◆ Given records
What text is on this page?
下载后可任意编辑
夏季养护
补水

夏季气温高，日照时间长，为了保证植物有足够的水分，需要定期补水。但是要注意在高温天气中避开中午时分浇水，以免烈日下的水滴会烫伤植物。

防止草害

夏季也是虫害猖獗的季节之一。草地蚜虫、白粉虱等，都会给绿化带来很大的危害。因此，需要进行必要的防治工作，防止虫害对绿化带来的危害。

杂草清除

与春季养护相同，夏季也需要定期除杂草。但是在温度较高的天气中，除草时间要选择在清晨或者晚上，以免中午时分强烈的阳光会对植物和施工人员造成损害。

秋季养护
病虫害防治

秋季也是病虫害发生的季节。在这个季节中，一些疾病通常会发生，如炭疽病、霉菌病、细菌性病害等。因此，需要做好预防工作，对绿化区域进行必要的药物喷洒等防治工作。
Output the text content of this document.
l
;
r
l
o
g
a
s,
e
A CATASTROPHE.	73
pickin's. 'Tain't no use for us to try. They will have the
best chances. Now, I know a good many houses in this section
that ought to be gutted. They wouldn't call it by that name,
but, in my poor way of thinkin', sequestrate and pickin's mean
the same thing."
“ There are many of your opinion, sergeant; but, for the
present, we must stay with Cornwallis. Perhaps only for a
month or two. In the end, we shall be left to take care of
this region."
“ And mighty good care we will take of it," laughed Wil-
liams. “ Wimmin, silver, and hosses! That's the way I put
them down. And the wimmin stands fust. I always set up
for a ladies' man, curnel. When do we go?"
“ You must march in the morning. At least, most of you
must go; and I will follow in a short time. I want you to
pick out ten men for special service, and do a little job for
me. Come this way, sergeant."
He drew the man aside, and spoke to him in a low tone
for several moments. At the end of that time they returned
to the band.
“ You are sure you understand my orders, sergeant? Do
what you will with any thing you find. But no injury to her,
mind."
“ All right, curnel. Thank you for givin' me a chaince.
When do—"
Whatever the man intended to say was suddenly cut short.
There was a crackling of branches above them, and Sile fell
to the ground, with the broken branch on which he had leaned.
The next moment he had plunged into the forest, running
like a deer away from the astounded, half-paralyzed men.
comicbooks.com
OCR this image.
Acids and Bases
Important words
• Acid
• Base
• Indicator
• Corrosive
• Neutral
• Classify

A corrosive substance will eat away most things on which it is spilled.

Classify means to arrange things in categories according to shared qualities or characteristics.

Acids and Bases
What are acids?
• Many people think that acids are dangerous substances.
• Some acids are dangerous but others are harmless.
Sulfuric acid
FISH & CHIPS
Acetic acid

◆ Given instruction
Quote every entry exactly.

◆ Solution for this task
What text is on this page?
下载后可任意编辑
夏季养护
补水

夏季气温高，日照时间长，为了保证植物有足够的水分，需要定期补水。但是要注意在高温天气中避开中午时分浇水，以免烈日下的水滴会烫伤植物。

防止草害

夏季也是虫害猖獗的季节之一。草地蚜虫、白粉虱等，都会给绿化带来很大的危害。因此，需要进行必要的防治工作，防止虫害对绿化带来的危害。

杂草清除

与春季养护相同，夏季也需要定期除杂草。但是在温度较高的天气中，除草时间要选择在清晨或者晚上，以免中午时分强烈的阳光会对植物和施工人员造成损害。

秋季养护
病虫害防治

秋季也是病虫害发生的季节。在这个季节中，一些疾病通常会发生，如炭疽病、霉菌病、细菌性病害等。因此，需要做好预防工作，对绿化区域进行必要的药物喷洒等防治工作。
Output the text content of this document.
l
;
r
l
o
g
a
s,
e
A CATASTROPHE.	73
pickin's. 'Tain't no use for us to try. They will have the
best chances. Now, I know a good many houses in this section
that ought to be gutted. They wouldn't call it by that name,
but, in my poor way of thinkin', sequestrate and pickin's mean
the same thing."
“ There are many of your opinion, sergeant; but, for the
present, we must stay with Cornwallis. Perhaps only for a
month or two. In the end, we shall be left to take care of
this region."
“ And mighty good care we will take of it," laughed Wil-
liams. “ Wimmin, silver, and hosses! That's the way I put
them down. And the wimmin stands fust. I always set up
for a ladies' man, curnel. When do we go?"
“ You must march in the morning. At least, most of you
must go; and I will follow in a short time. I want you to
pick out ten men for special service, and do a little job for
me. Come this way, sergeant."
He drew the man aside, and spoke to him in a low tone
for several moments. At the end of that time they returned
to the band.
“ You are sure you understand my orders, sergeant? Do
what you will with any thing you find. But no injury to her,
mind."
“ All right, curnel. Thank you for givin' me a chaince.
When do—"
Whatever the man intended to say was suddenly cut short.
There was a crackling of branches above them, and Sile fell
to the ground, with the broken branch on which he had leaned.
The next moment he had plunged into the forest, running
like a deer away from the astounded, half-paralyzed men.
comicbooks.com
OCR this image.
Acids and Bases
Important words
• Acid
• Base
• Indicator
• Corrosive
• Neutral
• Classify

A corrosive substance will eat away most things on which it is spilled.

Classify means to arrange things in categories according to shared qualities or characteristics.

Acids and Bases
What are acids?
• Many people think that acids are dangerous substances.
• Some acids are dangerous but others are harmless.
Sulfuric acid
FISH & CHIPS
Acetic acid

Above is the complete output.